[Указание 1]:
Пожалуйста, повторите без изменений ту часть строк, которая открывается самой первой строкой и закрывается строкой, содержащей «photo-phone-row-3 <box>829 285 873 293</box>», включая обе крайние строки.

___

Когда оно <Евангелие. — К. П.> говорило, в царстве Божием нет эллина и иудея, только ли оно хотело сказать, что перед Богом все равны? Нет, для этого оно не требовалось, это знали до него философы Греции, римские моралисты, пророки Ветхого завета [Пастернак: IV, 123].

Чаемое человеческое единство предполагает отказ от самой идеи принадлежности к какому бы то ни было народу (нации) как от уже пройденного человечеством этапа:

Теперь я тебе отвечу по поводу сцены, которую мы сегодня видали. Этот казак, глумившийся над бедным патриархом, равно как и тысячи таких же случаев, это, конечно, примеры простейшей низости, по поводу которой не философствуют, а бьют по морде, дело ясно. Но к вопросу о евреях в целом философия приложима, и тогда она оборачивается неожиданной стороной <…>

Что такое народ? — спрашиваешь ты. — Надо ли нянчиться с ним и не больше ли делает для него тот, кто, не думая о нем, самою красотой и торжеством своих дел увлекает его за собой во всенародность и, прославив, увековечивает? <…> Да и о каких народах может быть речь в христианское время? Ведь это не просто народы, а обращенные, претворенные народы, и все дело именно в превращении, а не в верности старым основаниям. Вспомним Евангелие. Что оно говорило на эту тему? Во-первых, оно не было утверждением: так-то, мол, и так-то. Оно было предложением наивным и несмелым. Оно предлагало: хотите существовать по-новому, как не бывало, хотите блаженства духа? И все приняли предложение, захваченные на тысячелетия [Там же].

Гордон подчеркивает, что лишь продолжает Веденяпина[215] («Все эти мысли у меня, как и у тебя, от твоего дяди»); он убежден, что Евангелие открывает человечеству новый мир:

<…> оно говорило: в том сердцем задуманном новом способе существования и новом виде общения, которое называется царством Божиим, нет народов, есть личности [Пастернак: IV, 124].

Собственно здесь снова повторяются мысли маленького Миши: «происходящее совершается <…> в том, что одни называют царством Божиим, а другие историей…» [Там же: 14–15]. «Историей» Гордон называет тот мир, с которым хочет обрести единство, внутри которого возможна «беззаботность» и победа над смертью, и который и представляет собой «Царство Божие, где несть ни еллина ни иудея». Эти представления полностью согласуются со словами Веденяпина об истории, основанной Христом. Принадлежность к народу оказывается противостоянием и христианству, и истории.

___

[Указание 2]:
Продублируйте дословно часть исходного текста, которая начинается со слов, содержащих «Гордон подчеркивает, что», и заканчивается словами «христианству, и истории.».

___

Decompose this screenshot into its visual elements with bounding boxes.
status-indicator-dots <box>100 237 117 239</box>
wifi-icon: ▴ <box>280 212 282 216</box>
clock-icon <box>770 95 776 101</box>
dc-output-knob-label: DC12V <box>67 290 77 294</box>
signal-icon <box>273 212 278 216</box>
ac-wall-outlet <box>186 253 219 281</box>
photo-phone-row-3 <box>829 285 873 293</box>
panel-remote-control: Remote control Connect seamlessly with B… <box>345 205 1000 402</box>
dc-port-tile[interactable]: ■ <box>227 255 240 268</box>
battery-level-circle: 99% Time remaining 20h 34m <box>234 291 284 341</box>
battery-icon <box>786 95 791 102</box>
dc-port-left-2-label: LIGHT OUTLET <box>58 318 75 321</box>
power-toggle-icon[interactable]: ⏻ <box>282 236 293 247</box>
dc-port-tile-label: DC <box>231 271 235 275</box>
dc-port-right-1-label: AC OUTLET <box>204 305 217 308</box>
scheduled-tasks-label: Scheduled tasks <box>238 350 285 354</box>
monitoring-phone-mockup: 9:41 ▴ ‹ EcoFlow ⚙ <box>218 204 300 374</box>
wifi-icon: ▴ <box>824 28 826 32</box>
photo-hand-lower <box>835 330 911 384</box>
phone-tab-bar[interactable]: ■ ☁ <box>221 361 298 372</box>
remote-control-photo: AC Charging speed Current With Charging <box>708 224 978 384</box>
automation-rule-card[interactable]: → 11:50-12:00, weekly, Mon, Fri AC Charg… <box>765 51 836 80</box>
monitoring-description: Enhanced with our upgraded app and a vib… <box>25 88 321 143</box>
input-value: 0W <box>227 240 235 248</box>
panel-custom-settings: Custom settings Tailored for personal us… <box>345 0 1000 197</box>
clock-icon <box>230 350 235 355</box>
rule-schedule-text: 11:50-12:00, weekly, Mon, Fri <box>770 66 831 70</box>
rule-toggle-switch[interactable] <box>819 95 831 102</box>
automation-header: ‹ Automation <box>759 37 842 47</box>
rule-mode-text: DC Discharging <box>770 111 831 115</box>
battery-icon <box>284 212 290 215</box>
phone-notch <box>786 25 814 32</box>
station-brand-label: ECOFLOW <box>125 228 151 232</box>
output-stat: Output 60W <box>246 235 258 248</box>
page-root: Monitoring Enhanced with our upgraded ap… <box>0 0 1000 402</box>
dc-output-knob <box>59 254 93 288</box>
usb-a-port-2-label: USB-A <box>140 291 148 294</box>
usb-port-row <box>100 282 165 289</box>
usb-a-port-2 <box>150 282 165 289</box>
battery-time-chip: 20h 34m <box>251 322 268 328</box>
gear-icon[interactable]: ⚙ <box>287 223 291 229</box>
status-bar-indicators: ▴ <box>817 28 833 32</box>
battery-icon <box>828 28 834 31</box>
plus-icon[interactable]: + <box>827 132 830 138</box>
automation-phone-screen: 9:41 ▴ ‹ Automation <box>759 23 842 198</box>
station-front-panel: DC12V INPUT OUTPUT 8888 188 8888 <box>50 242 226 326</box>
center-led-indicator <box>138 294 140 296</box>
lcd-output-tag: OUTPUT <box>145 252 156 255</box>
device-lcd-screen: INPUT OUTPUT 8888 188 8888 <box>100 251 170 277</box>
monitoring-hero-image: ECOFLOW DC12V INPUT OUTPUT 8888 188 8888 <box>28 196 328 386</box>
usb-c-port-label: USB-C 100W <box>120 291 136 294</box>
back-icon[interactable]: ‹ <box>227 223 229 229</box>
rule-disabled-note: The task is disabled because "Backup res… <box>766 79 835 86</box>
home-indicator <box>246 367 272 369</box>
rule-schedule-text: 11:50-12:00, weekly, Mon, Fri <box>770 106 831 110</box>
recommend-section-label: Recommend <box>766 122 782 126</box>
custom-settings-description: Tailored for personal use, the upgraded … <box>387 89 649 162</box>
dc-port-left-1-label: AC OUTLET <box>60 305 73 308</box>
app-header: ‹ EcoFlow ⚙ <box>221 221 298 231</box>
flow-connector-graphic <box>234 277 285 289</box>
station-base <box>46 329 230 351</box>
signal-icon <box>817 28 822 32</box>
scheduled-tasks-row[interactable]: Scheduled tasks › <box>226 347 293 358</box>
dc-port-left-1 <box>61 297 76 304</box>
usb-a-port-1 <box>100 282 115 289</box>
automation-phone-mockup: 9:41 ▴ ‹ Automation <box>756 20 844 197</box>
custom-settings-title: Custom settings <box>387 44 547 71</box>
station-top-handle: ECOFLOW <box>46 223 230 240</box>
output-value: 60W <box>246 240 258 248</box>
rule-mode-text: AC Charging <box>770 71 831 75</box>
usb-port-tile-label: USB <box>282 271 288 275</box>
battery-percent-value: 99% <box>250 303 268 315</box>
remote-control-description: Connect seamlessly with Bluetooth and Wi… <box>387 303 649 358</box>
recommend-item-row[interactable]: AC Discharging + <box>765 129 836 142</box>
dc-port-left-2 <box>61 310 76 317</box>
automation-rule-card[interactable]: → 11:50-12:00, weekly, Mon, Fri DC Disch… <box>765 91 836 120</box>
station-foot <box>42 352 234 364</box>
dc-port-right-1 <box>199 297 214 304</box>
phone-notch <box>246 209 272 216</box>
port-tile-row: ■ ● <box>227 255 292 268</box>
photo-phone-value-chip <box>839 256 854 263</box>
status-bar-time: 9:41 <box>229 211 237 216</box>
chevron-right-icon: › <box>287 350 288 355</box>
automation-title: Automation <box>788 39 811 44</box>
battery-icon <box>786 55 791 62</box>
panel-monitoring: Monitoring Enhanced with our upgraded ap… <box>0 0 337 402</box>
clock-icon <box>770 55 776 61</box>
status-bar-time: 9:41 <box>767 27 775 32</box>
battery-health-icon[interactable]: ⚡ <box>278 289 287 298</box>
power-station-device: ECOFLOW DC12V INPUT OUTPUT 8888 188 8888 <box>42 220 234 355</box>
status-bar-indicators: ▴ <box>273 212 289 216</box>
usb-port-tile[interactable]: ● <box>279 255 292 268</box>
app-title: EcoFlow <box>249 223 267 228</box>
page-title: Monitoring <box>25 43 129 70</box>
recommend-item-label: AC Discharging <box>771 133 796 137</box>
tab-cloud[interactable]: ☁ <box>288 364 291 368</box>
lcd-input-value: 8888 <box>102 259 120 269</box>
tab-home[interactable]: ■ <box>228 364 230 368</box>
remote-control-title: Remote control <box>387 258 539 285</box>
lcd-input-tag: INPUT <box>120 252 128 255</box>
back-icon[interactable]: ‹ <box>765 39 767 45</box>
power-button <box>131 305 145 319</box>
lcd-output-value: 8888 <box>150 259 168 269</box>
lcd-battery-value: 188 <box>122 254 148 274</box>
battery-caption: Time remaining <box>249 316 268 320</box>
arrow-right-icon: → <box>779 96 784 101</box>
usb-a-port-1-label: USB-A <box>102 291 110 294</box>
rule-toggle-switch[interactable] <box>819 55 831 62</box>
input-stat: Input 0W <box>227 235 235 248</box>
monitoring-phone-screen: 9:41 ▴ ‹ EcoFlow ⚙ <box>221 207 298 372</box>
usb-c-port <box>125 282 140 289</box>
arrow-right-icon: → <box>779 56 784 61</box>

___

[Письменный ответ 1]:
Decompose this screenshot into its visual elements with bounding boxes.
status-indicator-dots <box>100 237 117 239</box>
wifi-icon: ▴ <box>280 212 282 216</box>
clock-icon <box>770 95 776 101</box>
dc-output-knob-label: DC12V <box>67 290 77 294</box>
signal-icon <box>273 212 278 216</box>
ac-wall-outlet <box>186 253 219 281</box>
photo-phone-row-3 <box>829 285 873 293</box>

[Письменный ответ 2]:
Гордон подчеркивает, что лишь продолжает Веденяпина[215] («Все эти мысли у меня, как и у тебя, от твоего дяди»); он убежден, что Евангелие открывает человечеству новый мир:

<…> оно говорило: в том сердцем задуманном новом способе существования и новом виде общения, которое называется царством Божиим, нет народов, есть личности [Пастернак: IV, 124].

Собственно здесь снова повторяются мысли маленького Миши: «происходящее совершается <…> в том, что одни называют царством Божиим, а другие историей…» [Там же: 14–15]. «Историей» Гордон называет тот мир, с которым хочет обрести единство, внутри которого возможна «беззаботность» и победа над смертью, и который и представляет собой «Царство Божие, где несть ни еллина ни иудея». Эти представления полностью согласуются со словами Веденяпина об истории, основанной Христом. Принадлежность к народу оказывается противостоянием и христианству, и истории.